(Data entries)
▼

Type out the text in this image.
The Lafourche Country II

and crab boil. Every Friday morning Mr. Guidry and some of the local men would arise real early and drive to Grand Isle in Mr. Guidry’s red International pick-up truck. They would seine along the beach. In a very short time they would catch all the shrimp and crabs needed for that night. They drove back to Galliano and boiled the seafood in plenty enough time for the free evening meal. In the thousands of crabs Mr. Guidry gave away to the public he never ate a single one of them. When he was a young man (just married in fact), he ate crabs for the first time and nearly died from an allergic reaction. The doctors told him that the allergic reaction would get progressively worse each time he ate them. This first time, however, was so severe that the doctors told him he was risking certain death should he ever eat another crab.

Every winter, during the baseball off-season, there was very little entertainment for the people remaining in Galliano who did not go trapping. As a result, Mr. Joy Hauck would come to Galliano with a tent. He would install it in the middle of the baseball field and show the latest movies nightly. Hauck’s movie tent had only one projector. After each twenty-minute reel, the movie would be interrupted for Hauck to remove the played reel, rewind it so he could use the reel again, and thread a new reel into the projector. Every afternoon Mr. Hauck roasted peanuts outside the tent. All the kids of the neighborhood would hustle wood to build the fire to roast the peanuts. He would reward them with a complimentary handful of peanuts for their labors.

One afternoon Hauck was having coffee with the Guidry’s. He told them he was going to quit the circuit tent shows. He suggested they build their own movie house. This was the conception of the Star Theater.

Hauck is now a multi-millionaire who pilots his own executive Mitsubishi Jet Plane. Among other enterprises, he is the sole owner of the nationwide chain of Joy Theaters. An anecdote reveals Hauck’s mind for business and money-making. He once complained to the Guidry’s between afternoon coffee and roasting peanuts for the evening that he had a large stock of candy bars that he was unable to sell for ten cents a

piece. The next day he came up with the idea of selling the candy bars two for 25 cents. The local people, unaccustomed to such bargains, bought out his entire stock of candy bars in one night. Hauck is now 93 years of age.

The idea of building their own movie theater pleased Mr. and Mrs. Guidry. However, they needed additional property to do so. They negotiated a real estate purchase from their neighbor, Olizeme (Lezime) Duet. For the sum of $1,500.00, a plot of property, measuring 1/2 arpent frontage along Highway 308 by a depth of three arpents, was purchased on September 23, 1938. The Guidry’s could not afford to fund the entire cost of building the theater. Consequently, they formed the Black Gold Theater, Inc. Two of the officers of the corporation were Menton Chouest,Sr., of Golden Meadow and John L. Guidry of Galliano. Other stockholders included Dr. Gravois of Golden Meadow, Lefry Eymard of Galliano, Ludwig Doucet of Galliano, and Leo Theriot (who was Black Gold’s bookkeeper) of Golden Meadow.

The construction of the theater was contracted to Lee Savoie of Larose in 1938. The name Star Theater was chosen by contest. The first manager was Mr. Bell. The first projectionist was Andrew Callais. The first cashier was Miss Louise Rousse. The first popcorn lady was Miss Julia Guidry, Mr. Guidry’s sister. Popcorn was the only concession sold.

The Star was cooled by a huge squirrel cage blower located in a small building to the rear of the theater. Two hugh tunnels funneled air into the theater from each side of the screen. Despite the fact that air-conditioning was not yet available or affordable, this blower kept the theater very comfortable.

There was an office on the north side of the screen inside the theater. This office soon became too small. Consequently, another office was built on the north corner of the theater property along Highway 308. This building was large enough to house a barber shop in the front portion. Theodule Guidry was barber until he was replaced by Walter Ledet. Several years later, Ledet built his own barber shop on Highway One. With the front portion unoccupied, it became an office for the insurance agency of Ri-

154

▲

TASK DESCRIPTION: Scan the records above, count the lines with "tent" in them, and give only the number.

RESULT OF THE EXERCISE: 2